Stored data entries
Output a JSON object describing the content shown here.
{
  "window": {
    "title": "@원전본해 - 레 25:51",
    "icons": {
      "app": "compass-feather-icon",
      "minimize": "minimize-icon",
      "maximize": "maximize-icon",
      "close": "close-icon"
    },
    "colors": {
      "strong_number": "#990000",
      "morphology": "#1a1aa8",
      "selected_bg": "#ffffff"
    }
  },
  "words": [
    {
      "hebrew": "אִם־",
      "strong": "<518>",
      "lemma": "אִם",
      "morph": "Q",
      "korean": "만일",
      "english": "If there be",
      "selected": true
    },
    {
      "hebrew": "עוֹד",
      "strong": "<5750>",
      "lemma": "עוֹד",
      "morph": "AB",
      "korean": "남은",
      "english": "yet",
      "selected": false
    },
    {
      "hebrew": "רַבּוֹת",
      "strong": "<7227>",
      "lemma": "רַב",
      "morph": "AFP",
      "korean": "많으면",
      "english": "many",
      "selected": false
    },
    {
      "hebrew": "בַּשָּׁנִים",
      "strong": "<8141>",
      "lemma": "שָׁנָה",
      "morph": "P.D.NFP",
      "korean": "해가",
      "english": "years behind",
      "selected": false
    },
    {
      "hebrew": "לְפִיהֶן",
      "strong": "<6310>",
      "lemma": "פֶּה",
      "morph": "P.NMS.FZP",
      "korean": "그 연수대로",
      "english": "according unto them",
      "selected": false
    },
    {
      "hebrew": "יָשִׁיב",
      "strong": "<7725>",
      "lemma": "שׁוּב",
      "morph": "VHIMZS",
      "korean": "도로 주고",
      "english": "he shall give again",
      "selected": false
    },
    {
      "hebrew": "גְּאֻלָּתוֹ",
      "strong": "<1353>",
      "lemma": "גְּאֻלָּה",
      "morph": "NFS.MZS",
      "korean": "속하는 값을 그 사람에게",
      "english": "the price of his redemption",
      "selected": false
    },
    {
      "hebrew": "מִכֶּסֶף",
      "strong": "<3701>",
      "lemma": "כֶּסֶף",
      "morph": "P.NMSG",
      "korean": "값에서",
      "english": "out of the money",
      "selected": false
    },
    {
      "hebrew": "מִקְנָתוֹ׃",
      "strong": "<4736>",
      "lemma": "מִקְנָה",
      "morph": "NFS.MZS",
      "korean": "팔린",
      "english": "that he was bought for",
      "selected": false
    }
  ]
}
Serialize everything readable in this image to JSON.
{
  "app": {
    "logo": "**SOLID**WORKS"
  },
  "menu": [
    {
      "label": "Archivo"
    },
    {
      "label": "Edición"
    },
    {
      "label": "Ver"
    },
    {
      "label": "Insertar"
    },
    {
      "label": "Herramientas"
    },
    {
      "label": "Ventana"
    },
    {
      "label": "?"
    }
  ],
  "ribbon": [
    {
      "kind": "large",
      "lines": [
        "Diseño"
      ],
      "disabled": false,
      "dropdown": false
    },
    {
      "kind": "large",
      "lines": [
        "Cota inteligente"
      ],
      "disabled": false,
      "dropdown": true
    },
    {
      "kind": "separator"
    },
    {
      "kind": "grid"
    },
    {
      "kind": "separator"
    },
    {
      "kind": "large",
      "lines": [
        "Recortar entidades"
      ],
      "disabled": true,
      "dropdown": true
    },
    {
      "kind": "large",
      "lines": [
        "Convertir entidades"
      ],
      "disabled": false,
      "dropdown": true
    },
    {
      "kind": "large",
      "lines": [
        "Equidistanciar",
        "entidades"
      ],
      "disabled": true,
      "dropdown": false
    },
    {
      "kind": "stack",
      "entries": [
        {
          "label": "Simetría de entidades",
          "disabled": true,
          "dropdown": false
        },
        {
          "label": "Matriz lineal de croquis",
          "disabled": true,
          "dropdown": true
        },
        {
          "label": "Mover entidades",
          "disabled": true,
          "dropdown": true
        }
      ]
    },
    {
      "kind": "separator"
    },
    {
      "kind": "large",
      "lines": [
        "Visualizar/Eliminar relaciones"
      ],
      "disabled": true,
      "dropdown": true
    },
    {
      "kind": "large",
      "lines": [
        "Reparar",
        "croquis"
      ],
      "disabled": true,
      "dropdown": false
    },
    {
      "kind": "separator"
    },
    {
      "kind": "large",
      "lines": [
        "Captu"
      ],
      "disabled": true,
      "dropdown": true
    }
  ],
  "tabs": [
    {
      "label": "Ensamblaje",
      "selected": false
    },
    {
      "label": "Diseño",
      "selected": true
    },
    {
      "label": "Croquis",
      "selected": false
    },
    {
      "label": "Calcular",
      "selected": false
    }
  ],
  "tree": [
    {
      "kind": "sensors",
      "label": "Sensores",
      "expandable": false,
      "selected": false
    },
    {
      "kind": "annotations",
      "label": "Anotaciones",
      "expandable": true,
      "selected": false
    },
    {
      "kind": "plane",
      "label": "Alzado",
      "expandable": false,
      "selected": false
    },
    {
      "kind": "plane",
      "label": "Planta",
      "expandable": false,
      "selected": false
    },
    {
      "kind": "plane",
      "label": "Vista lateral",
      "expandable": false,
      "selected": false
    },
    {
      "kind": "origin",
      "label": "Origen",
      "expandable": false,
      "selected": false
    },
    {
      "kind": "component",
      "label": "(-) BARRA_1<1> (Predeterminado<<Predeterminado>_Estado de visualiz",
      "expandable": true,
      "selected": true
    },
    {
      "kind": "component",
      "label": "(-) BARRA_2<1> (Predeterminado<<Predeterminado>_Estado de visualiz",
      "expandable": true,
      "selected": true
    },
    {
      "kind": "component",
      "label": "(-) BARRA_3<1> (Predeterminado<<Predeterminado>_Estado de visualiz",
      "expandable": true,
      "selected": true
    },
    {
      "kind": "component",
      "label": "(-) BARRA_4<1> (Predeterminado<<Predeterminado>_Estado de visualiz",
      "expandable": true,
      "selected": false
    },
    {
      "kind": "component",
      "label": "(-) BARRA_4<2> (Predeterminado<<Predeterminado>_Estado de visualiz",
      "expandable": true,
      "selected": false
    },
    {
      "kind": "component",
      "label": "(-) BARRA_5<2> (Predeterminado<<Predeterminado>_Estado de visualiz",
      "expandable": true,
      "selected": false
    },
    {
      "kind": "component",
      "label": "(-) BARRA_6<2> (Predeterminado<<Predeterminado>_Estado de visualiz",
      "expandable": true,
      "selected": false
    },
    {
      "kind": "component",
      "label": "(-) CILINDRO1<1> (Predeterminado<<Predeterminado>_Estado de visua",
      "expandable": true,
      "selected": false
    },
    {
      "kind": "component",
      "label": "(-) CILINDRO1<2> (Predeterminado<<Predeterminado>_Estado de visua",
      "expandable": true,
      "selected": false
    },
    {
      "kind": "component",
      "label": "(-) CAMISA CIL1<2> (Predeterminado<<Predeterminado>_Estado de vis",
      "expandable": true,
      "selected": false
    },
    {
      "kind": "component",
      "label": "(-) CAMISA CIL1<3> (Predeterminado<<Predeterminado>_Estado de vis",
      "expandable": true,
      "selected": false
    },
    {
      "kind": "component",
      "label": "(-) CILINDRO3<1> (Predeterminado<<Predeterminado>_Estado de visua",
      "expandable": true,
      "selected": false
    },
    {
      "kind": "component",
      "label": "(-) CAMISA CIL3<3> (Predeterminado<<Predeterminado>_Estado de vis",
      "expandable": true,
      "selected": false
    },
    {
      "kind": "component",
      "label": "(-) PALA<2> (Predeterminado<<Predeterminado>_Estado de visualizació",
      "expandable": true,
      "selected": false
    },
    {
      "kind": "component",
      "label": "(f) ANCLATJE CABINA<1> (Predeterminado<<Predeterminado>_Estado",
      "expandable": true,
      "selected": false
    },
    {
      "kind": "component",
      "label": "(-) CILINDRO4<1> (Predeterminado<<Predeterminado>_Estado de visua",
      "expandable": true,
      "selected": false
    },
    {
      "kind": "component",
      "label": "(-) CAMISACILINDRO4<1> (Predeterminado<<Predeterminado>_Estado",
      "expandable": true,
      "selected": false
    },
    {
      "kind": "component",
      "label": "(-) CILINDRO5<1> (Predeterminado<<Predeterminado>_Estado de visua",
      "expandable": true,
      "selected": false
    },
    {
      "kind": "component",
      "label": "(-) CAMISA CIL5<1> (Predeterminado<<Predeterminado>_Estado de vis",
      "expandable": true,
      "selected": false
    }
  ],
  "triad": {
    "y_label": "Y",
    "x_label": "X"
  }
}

◆ **YOUR TASK**
Which lines include the word "korean"? List them all.

◆ **ANSWER FOR THIS EXERCISE**
      "korean": "만일",
      "korean": "남은",
      "korean": "많으면",
      "korean": "해가",
      "korean": "그 연수대로",
      "korean": "도로 주고",
      "korean": "속하는 값을 그 사람에게",
      "korean": "값에서",
      "korean": "팔린",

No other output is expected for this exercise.